→ **ENTRIES PROVIDED**

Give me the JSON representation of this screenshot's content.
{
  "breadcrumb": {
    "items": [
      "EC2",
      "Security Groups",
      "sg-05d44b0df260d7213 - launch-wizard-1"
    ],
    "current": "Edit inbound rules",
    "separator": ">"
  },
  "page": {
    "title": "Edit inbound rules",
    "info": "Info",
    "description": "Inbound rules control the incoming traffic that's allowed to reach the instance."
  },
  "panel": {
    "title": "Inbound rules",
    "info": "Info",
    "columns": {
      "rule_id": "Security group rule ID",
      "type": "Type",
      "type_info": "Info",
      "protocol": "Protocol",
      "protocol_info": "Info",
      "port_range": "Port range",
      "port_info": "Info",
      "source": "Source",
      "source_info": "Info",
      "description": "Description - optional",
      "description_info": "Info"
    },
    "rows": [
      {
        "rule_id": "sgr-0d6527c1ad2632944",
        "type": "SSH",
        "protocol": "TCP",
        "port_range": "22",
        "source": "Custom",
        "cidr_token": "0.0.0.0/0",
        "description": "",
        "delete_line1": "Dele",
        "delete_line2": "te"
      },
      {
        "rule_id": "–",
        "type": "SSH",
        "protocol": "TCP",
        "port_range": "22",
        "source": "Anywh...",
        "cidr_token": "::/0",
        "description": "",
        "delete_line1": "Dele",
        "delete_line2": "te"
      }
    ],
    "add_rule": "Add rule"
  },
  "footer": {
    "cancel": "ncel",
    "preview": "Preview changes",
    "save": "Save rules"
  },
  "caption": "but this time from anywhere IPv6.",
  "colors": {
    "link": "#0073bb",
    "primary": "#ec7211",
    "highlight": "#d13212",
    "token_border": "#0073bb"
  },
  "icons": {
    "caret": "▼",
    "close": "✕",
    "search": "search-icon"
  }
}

→ **WRITTEN INSTRUCTION**
Retype all the material above precisely, with no line left out.

→ **PROBLEM SOLUTION**
Give me the JSON representation of this screenshot's content.
{
  "breadcrumb": {
    "items": [
      "EC2",
      "Security Groups",
      "sg-05d44b0df260d7213 - launch-wizard-1"
    ],
    "current": "Edit inbound rules",
    "separator": ">"
  },
  "page": {
    "title": "Edit inbound rules",
    "info": "Info",
    "description": "Inbound rules control the incoming traffic that's allowed to reach the instance."
  },
  "panel": {
    "title": "Inbound rules",
    "info": "Info",
    "columns": {
      "rule_id": "Security group rule ID",
      "type": "Type",
      "type_info": "Info",
      "protocol": "Protocol",
      "protocol_info": "Info",
      "port_range": "Port range",
      "port_info": "Info",
      "source": "Source",
      "source_info": "Info",
      "description": "Description - optional",
      "description_info": "Info"
    },
    "rows": [
      {
        "rule_id": "sgr-0d6527c1ad2632944",
        "type": "SSH",
        "protocol": "TCP",
        "port_range": "22",
        "source": "Custom",
        "cidr_token": "0.0.0.0/0",
        "description": "",
        "delete_line1": "Dele",
        "delete_line2": "te"
      },
      {
        "rule_id": "–",
        "type": "SSH",
        "protocol": "TCP",
        "port_range": "22",
        "source": "Anywh...",
        "cidr_token": "::/0",
        "description": "",
        "delete_line1": "Dele",
        "delete_line2": "te"
      }
    ],
    "add_rule": "Add rule"
  },
  "footer": {
    "cancel": "ncel",
    "preview": "Preview changes",
    "save": "Save rules"
  },
  "caption": "but this time from anywhere IPv6.",
  "colors": {
    "link": "#0073bb",
    "primary": "#ec7211",
    "highlight": "#d13212",
    "token_border": "#0073bb"
  },
  "icons": {
    "caret": "▼",
    "close": "✕",
    "search": "search-icon"
  }
}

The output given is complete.